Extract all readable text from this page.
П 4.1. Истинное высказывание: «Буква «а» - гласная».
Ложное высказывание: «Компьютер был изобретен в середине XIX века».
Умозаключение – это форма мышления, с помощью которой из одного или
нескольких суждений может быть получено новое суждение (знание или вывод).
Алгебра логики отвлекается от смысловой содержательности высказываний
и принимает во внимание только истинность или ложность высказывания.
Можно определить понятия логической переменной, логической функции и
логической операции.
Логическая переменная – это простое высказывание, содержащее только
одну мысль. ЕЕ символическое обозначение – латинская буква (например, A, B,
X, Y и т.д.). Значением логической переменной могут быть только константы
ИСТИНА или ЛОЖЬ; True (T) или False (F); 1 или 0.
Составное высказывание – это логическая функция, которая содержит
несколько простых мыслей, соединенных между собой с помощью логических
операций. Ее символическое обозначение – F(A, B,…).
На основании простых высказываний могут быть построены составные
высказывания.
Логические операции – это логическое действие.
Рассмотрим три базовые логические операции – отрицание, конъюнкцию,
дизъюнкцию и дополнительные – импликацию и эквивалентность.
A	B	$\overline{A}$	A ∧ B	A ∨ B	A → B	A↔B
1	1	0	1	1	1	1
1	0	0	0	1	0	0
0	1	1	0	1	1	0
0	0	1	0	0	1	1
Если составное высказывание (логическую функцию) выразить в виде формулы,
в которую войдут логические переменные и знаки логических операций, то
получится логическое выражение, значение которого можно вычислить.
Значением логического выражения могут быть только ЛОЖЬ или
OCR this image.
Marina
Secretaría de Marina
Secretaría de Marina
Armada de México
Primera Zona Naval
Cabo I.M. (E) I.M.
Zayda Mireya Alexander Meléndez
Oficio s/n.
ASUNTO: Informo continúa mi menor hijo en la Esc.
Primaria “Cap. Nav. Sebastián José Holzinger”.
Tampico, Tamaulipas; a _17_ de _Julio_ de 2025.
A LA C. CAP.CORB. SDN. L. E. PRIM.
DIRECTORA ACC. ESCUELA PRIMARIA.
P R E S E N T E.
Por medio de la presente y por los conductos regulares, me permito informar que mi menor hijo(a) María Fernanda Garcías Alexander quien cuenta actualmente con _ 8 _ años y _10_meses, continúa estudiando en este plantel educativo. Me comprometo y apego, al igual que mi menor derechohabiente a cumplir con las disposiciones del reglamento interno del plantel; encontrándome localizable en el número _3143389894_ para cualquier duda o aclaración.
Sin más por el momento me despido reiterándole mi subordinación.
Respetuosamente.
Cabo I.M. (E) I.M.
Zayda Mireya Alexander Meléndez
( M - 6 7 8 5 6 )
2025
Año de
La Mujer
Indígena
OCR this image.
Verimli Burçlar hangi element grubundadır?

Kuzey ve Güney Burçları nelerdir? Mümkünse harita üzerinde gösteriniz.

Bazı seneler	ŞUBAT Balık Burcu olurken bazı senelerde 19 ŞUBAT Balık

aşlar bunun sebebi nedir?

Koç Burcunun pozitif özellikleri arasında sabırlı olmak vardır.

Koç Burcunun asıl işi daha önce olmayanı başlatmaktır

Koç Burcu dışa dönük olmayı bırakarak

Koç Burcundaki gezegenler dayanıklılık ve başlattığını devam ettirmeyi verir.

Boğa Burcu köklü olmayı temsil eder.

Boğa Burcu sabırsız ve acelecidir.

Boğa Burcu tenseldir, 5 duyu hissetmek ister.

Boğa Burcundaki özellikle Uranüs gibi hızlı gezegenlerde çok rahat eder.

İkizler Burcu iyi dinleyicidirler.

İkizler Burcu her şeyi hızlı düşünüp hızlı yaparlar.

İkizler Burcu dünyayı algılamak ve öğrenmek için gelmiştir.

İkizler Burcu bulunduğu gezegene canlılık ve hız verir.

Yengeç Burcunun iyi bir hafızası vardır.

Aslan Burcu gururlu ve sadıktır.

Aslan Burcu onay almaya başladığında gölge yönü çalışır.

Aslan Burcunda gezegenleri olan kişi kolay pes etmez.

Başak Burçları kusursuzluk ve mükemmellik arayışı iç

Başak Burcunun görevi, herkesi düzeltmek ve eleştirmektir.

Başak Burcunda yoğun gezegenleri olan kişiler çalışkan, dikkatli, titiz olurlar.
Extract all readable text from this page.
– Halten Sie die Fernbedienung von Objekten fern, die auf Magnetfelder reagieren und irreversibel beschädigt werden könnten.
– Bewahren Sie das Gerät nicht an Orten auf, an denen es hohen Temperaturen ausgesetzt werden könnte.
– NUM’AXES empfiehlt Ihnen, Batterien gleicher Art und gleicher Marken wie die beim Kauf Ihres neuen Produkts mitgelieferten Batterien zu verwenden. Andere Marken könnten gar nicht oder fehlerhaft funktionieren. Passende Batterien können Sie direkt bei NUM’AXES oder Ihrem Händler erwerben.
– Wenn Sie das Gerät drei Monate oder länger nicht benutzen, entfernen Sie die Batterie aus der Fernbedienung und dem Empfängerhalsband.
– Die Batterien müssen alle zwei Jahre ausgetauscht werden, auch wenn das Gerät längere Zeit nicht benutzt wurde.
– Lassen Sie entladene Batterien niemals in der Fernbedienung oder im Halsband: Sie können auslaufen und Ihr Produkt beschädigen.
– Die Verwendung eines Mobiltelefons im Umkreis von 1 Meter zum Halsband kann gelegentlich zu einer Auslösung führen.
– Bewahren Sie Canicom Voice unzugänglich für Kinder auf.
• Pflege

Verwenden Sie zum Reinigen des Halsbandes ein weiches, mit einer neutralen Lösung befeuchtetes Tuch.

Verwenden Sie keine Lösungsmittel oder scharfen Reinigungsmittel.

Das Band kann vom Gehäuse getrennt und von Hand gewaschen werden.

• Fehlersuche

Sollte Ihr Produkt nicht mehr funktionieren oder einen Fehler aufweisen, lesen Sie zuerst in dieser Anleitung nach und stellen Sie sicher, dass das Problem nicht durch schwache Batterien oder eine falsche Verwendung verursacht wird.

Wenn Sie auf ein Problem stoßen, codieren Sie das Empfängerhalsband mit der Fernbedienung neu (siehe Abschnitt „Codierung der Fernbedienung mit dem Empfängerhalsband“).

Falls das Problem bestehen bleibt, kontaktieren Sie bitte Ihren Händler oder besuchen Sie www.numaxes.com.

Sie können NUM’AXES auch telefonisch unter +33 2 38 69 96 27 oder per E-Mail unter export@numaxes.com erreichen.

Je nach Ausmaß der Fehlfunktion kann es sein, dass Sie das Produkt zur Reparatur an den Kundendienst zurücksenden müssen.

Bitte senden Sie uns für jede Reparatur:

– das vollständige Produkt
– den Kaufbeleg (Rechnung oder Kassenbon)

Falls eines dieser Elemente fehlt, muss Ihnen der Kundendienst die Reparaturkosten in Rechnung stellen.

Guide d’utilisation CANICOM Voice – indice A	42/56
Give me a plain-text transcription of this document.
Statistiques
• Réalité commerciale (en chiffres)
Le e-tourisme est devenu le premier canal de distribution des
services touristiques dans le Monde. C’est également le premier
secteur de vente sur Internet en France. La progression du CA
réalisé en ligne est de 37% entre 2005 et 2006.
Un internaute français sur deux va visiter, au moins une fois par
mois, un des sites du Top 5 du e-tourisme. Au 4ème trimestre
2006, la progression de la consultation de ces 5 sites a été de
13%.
● ● ● ● ● ● ●
→ Task statement: Print all of the data exactly as it was given.

→ Written response:
Extract all readable text from this page.
П 4.1. Истинное высказывание: «Буква «а» - гласная».
Ложное высказывание: «Компьютер был изобретен в середине XIX века».
Умозаключение – это форма мышления, с помощью которой из одного или
нескольких суждений может быть получено новое суждение (знание или вывод).
Алгебра логики отвлекается от смысловой содержательности высказываний
и принимает во внимание только истинность или ложность высказывания.
Можно определить понятия логической переменной, логической функции и
логической операции.
Логическая переменная – это простое высказывание, содержащее только
одну мысль. ЕЕ символическое обозначение – латинская буква (например, A, B,
X, Y и т.д.). Значением логической переменной могут быть только константы
ИСТИНА или ЛОЖЬ; True (T) или False (F); 1 или 0.
Составное высказывание – это логическая функция, которая содержит
несколько простых мыслей, соединенных между собой с помощью логических
операций. Ее символическое обозначение – F(A, B,…).
На основании простых высказываний могут быть построены составные
высказывания.
Логические операции – это логическое действие.
Рассмотрим три базовые логические операции – отрицание, конъюнкцию,
дизъюнкцию и дополнительные – импликацию и эквивалентность.
A	B	$\overline{A}$	A ∧ B	A ∨ B	A → B	A↔B
1	1	0	1	1	1	1
1	0	0	0	1	0	0
0	1	1	0	1	1	0
0	0	1	0	0	1	1
Если составное высказывание (логическую функцию) выразить в виде формулы,
в которую войдут логические переменные и знаки логических операций, то
получится логическое выражение, значение которого можно вычислить.
Значением логического выражения могут быть только ЛОЖЬ или
OCR this image.
Marina
Secretaría de Marina
Secretaría de Marina
Armada de México
Primera Zona Naval
Cabo I.M. (E) I.M.
Zayda Mireya Alexander Meléndez
Oficio s/n.
ASUNTO: Informo continúa mi menor hijo en la Esc.
Primaria “Cap. Nav. Sebastián José Holzinger”.
Tampico, Tamaulipas; a _17_ de _Julio_ de 2025.
A LA C. CAP.CORB. SDN. L. E. PRIM.
DIRECTORA ACC. ESCUELA PRIMARIA.
P R E S E N T E.
Por medio de la presente y por los conductos regulares, me permito informar que mi menor hijo(a) María Fernanda Garcías Alexander quien cuenta actualmente con _ 8 _ años y _10_meses, continúa estudiando en este plantel educativo. Me comprometo y apego, al igual que mi menor derechohabiente a cumplir con las disposiciones del reglamento interno del plantel; encontrándome localizable en el número _3143389894_ para cualquier duda o aclaración.
Sin más por el momento me despido reiterándole mi subordinación.
Respetuosamente.
Cabo I.M. (E) I.M.
Zayda Mireya Alexander Meléndez
( M - 6 7 8 5 6 )
2025
Año de
La Mujer
Indígena
OCR this image.
Verimli Burçlar hangi element grubundadır?

Kuzey ve Güney Burçları nelerdir? Mümkünse harita üzerinde gösteriniz.

Bazı seneler	ŞUBAT Balık Burcu olurken bazı senelerde 19 ŞUBAT Balık

aşlar bunun sebebi nedir?

Koç Burcunun pozitif özellikleri arasında sabırlı olmak vardır.

Koç Burcunun asıl işi daha önce olmayanı başlatmaktır

Koç Burcu dışa dönük olmayı bırakarak

Koç Burcundaki gezegenler dayanıklılık ve başlattığını devam ettirmeyi verir.

Boğa Burcu köklü olmayı temsil eder.

Boğa Burcu sabırsız ve acelecidir.

Boğa Burcu tenseldir, 5 duyu hissetmek ister.

Boğa Burcundaki özellikle Uranüs gibi hızlı gezegenlerde çok rahat eder.

İkizler Burcu iyi dinleyicidirler.

İkizler Burcu her şeyi hızlı düşünüp hızlı yaparlar.

İkizler Burcu dünyayı algılamak ve öğrenmek için gelmiştir.

İkizler Burcu bulunduğu gezegene canlılık ve hız verir.

Yengeç Burcunun iyi bir hafızası vardır.

Aslan Burcu gururlu ve sadıktır.

Aslan Burcu onay almaya başladığında gölge yönü çalışır.

Aslan Burcunda gezegenleri olan kişi kolay pes etmez.

Başak Burçları kusursuzluk ve mükemmellik arayışı iç

Başak Burcunun görevi, herkesi düzeltmek ve eleştirmektir.

Başak Burcunda yoğun gezegenleri olan kişiler çalışkan, dikkatli, titiz olurlar.
Extract all readable text from this page.
– Halten Sie die Fernbedienung von Objekten fern, die auf Magnetfelder reagieren und irreversibel beschädigt werden könnten.
– Bewahren Sie das Gerät nicht an Orten auf, an denen es hohen Temperaturen ausgesetzt werden könnte.
– NUM’AXES empfiehlt Ihnen, Batterien gleicher Art und gleicher Marken wie die beim Kauf Ihres neuen Produkts mitgelieferten Batterien zu verwenden. Andere Marken könnten gar nicht oder fehlerhaft funktionieren. Passende Batterien können Sie direkt bei NUM’AXES oder Ihrem Händler erwerben.
– Wenn Sie das Gerät drei Monate oder länger nicht benutzen, entfernen Sie die Batterie aus der Fernbedienung und dem Empfängerhalsband.
– Die Batterien müssen alle zwei Jahre ausgetauscht werden, auch wenn das Gerät längere Zeit nicht benutzt wurde.
– Lassen Sie entladene Batterien niemals in der Fernbedienung oder im Halsband: Sie können auslaufen und Ihr Produkt beschädigen.
– Die Verwendung eines Mobiltelefons im Umkreis von 1 Meter zum Halsband kann gelegentlich zu einer Auslösung führen.
– Bewahren Sie Canicom Voice unzugänglich für Kinder auf.
• Pflege

Verwenden Sie zum Reinigen des Halsbandes ein weiches, mit einer neutralen Lösung befeuchtetes Tuch.

Verwenden Sie keine Lösungsmittel oder scharfen Reinigungsmittel.

Das Band kann vom Gehäuse getrennt und von Hand gewaschen werden.

• Fehlersuche

Sollte Ihr Produkt nicht mehr funktionieren oder einen Fehler aufweisen, lesen Sie zuerst in dieser Anleitung nach und stellen Sie sicher, dass das Problem nicht durch schwache Batterien oder eine falsche Verwendung verursacht wird.

Wenn Sie auf ein Problem stoßen, codieren Sie das Empfängerhalsband mit der Fernbedienung neu (siehe Abschnitt „Codierung der Fernbedienung mit dem Empfängerhalsband“).

Falls das Problem bestehen bleibt, kontaktieren Sie bitte Ihren Händler oder besuchen Sie www.numaxes.com.

Sie können NUM’AXES auch telefonisch unter +33 2 38 69 96 27 oder per E-Mail unter export@numaxes.com erreichen.

Je nach Ausmaß der Fehlfunktion kann es sein, dass Sie das Produkt zur Reparatur an den Kundendienst zurücksenden müssen.

Bitte senden Sie uns für jede Reparatur:

– das vollständige Produkt
– den Kaufbeleg (Rechnung oder Kassenbon)

Falls eines dieser Elemente fehlt, muss Ihnen der Kundendienst die Reparaturkosten in Rechnung stellen.

Guide d’utilisation CANICOM Voice – indice A	42/56
Give me a plain-text transcription of this document.
Statistiques
• Réalité commerciale (en chiffres)
Le e-tourisme est devenu le premier canal de distribution des
services touristiques dans le Monde. C’est également le premier
secteur de vente sur Internet en France. La progression du CA
réalisé en ligne est de 37% entre 2005 et 2006.
Un internaute français sur deux va visiter, au moins une fois par
mois, un des sites du Top 5 du e-tourisme. Au 4ème trimestre
2006, la progression de la consultation de ces 5 sites a été de
13%.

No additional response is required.